* [PROBLEM TO SOLVE] Here are some entries; quote each one exactly.

═══ DATASET EXTRACT ═══

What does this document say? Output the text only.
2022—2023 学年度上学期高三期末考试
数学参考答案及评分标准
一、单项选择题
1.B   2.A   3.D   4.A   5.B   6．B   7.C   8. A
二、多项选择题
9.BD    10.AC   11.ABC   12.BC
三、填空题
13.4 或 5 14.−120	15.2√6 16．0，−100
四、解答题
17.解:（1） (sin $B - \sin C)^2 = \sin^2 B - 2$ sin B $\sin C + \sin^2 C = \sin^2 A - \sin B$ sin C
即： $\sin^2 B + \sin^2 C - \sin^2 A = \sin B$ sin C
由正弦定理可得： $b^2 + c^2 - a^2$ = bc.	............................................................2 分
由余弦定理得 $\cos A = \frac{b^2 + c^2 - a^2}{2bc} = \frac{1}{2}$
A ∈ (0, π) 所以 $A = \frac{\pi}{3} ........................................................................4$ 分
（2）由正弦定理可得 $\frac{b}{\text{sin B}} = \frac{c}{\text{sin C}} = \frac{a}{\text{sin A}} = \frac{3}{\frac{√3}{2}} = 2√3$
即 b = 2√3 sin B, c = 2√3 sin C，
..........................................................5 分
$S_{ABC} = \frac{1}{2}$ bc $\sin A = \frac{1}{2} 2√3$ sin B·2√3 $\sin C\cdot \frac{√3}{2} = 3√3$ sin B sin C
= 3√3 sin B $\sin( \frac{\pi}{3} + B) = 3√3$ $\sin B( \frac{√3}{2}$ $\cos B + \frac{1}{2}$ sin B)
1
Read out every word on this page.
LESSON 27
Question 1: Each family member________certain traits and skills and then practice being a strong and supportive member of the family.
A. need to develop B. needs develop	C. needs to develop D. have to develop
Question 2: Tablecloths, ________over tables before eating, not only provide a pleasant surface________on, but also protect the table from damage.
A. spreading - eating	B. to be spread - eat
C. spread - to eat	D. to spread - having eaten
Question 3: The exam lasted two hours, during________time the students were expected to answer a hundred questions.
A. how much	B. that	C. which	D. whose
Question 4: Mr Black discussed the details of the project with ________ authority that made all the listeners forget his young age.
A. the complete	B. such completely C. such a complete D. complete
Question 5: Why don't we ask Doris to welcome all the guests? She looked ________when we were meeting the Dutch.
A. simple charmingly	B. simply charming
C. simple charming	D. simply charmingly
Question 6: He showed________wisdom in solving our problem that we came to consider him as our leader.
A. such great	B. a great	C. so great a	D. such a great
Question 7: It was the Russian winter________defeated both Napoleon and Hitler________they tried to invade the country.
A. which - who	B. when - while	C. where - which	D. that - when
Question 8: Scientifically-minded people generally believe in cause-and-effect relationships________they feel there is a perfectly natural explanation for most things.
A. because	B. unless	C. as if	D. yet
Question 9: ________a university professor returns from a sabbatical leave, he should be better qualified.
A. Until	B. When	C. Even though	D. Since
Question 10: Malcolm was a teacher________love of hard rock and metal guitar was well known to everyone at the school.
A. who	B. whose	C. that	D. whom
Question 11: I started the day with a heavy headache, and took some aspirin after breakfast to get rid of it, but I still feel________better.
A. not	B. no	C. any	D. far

═══

* [ANSWER TO THE EXERCISE]
What does this document say? Output the text only.
2022—2023 学年度上学期高三期末考试
数学参考答案及评分标准
一、单项选择题
1.B   2.A   3.D   4.A   5.B   6．B   7.C   8. A
二、多项选择题
9.BD    10.AC   11.ABC   12.BC
三、填空题
13.4 或 5 14.−120	15.2√6 16．0，−100
四、解答题
17.解:（1） (sin $B - \sin C)^2 = \sin^2 B - 2$ sin B $\sin C + \sin^2 C = \sin^2 A - \sin B$ sin C
即： $\sin^2 B + \sin^2 C - \sin^2 A = \sin B$ sin C
由正弦定理可得： $b^2 + c^2 - a^2$ = bc.	............................................................2 分
由余弦定理得 $\cos A = \frac{b^2 + c^2 - a^2}{2bc} = \frac{1}{2}$
A ∈ (0, π) 所以 $A = \frac{\pi}{3} ........................................................................4$ 分
（2）由正弦定理可得 $\frac{b}{\text{sin B}} = \frac{c}{\text{sin C}} = \frac{a}{\text{sin A}} = \frac{3}{\frac{√3}{2}} = 2√3$
即 b = 2√3 sin B, c = 2√3 sin C，
..........................................................5 分
$S_{ABC} = \frac{1}{2}$ bc $\sin A = \frac{1}{2} 2√3$ sin B·2√3 $\sin C\cdot \frac{√3}{2} = 3√3$ sin B sin C
= 3√3 sin B $\sin( \frac{\pi}{3} + B) = 3√3$ $\sin B( \frac{√3}{2}$ $\cos B + \frac{1}{2}$ sin B)
1
Read out every word on this page.
LESSON 27
Question 1: Each family member________certain traits and skills and then practice being a strong and supportive member of the family.
A. need to develop B. needs develop	C. needs to develop D. have to develop
Question 2: Tablecloths, ________over tables before eating, not only provide a pleasant surface________on, but also protect the table from damage.
A. spreading - eating	B. to be spread - eat
C. spread - to eat	D. to spread - having eaten
Question 3: The exam lasted two hours, during________time the students were expected to answer a hundred questions.
A. how much	B. that	C. which	D. whose
Question 4: Mr Black discussed the details of the project with ________ authority that made all the listeners forget his young age.
A. the complete	B. such completely C. such a complete D. complete
Question 5: Why don't we ask Doris to welcome all the guests? She looked ________when we were meeting the Dutch.
A. simple charmingly	B. simply charming
C. simple charming	D. simply charmingly
Question 6: He showed________wisdom in solving our problem that we came to consider him as our leader.
A. such great	B. a great	C. so great a	D. such a great
Question 7: It was the Russian winter________defeated both Napoleon and Hitler________they tried to invade the country.
A. which - who	B. when - while	C. where - which	D. that - when
Question 8: Scientifically-minded people generally believe in cause-and-effect relationships________they feel there is a perfectly natural explanation for most things.
A. because	B. unless	C. as if	D. yet
Question 9: ________a university professor returns from a sabbatical leave, he should be better qualified.
A. Until	B. When	C. Even though	D. Since
Question 10: Malcolm was a teacher________love of hard rock and metal guitar was well known to everyone at the school.
A. who	B. whose	C. that	D. whom
Question 11: I started the day with a heavy headache, and took some aspirin after breakfast to get rid of it, but I still feel________better.
A. not	B. no	C. any	D. far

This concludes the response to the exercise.